Work instructions :: Without the images, write out all of the following entries exactly.

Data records
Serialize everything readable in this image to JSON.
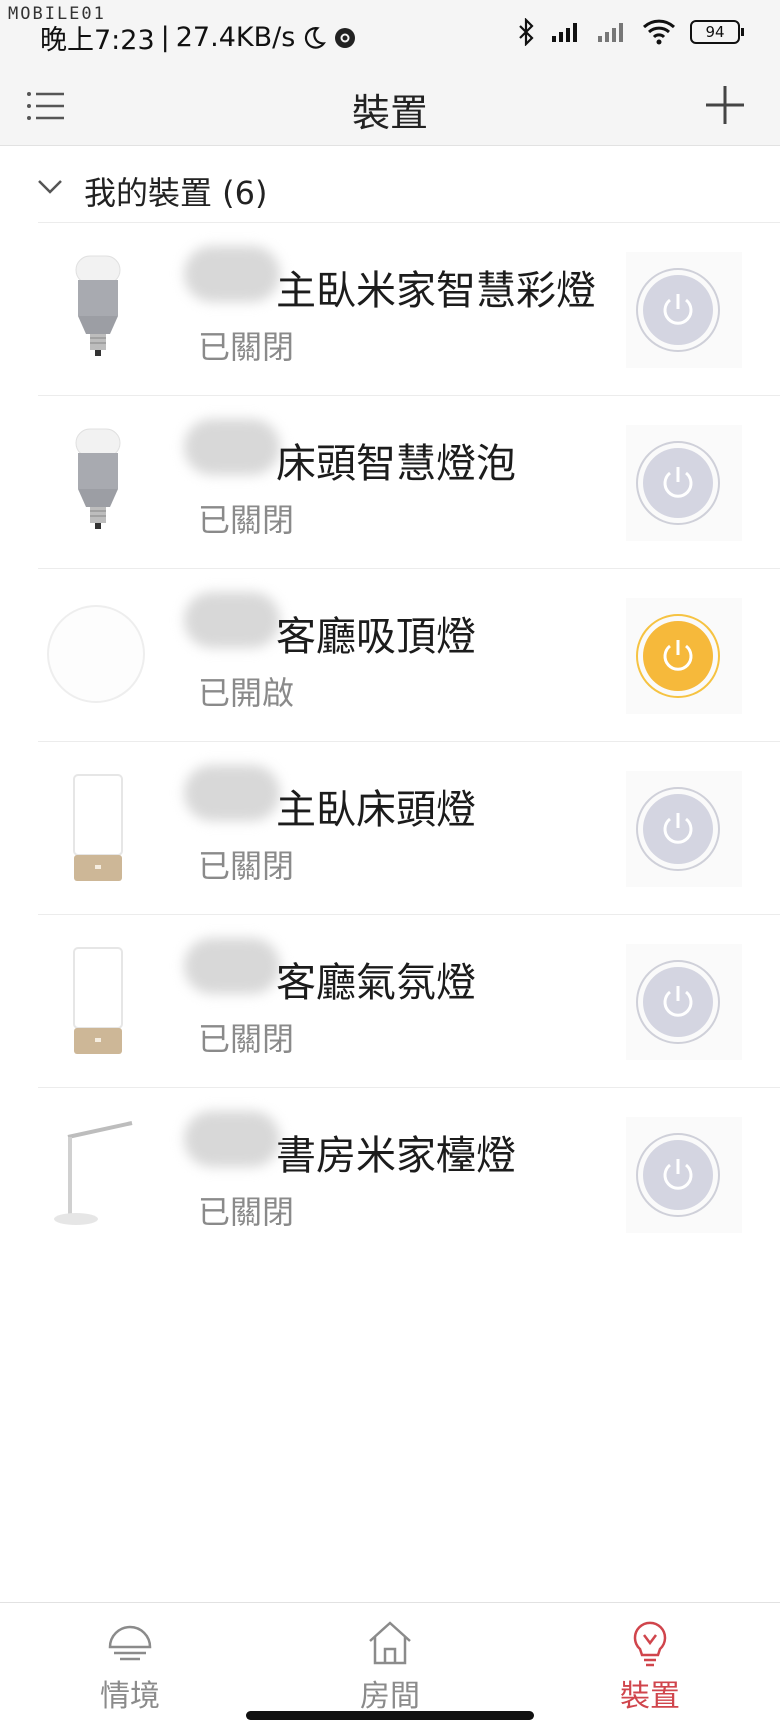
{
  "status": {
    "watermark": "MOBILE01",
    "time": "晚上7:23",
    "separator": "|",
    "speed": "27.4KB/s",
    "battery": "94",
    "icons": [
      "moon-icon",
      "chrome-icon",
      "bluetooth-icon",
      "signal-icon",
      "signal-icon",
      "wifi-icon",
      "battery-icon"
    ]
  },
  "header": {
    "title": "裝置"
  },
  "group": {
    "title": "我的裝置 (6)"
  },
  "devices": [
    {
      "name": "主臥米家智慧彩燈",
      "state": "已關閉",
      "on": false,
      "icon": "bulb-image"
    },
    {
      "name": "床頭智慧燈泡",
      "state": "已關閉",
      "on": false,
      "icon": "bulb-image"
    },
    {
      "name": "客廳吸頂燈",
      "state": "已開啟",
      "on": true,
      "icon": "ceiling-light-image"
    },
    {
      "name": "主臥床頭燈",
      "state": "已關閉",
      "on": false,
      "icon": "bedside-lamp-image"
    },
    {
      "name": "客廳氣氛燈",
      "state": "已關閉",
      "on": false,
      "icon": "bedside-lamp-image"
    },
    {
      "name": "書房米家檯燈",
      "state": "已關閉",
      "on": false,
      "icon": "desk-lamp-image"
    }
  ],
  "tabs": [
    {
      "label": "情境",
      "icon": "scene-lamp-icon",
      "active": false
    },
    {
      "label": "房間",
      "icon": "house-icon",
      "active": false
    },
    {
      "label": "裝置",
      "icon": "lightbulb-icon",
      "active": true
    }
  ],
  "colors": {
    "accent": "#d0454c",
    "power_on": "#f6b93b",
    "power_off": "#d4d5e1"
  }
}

Task response ::
Serialize everything readable in this image to JSON.
{
  "status": {
    "watermark": "MOBILE01",
    "time": "晚上7:23",
    "separator": "|",
    "speed": "27.4KB/s",
    "battery": "94",
    "icons": [
      "moon-icon",
      "chrome-icon",
      "bluetooth-icon",
      "signal-icon",
      "signal-icon",
      "wifi-icon",
      "battery-icon"
    ]
  },
  "header": {
    "title": "裝置"
  },
  "group": {
    "title": "我的裝置 (6)"
  },
  "devices": [
    {
      "name": "主臥米家智慧彩燈",
      "state": "已關閉",
      "on": false,
      "icon": "bulb-image"
    },
    {
      "name": "床頭智慧燈泡",
      "state": "已關閉",
      "on": false,
      "icon": "bulb-image"
    },
    {
      "name": "客廳吸頂燈",
      "state": "已開啟",
      "on": true,
      "icon": "ceiling-light-image"
    },
    {
      "name": "主臥床頭燈",
      "state": "已關閉",
      "on": false,
      "icon": "bedside-lamp-image"
    },
    {
      "name": "客廳氣氛燈",
      "state": "已關閉",
      "on": false,
      "icon": "bedside-lamp-image"
    },
    {
      "name": "書房米家檯燈",
      "state": "已關閉",
      "on": false,
      "icon": "desk-lamp-image"
    }
  ],
  "tabs": [
    {
      "label": "情境",
      "icon": "scene-lamp-icon",
      "active": false
    },
    {
      "label": "房間",
      "icon": "house-icon",
      "active": false
    },
    {
      "label": "裝置",
      "icon": "lightbulb-icon",
      "active": true
    }
  ],
  "colors": {
    "accent": "#d0454c",
    "power_on": "#f6b93b",
    "power_off": "#d4d5e1"
  }
}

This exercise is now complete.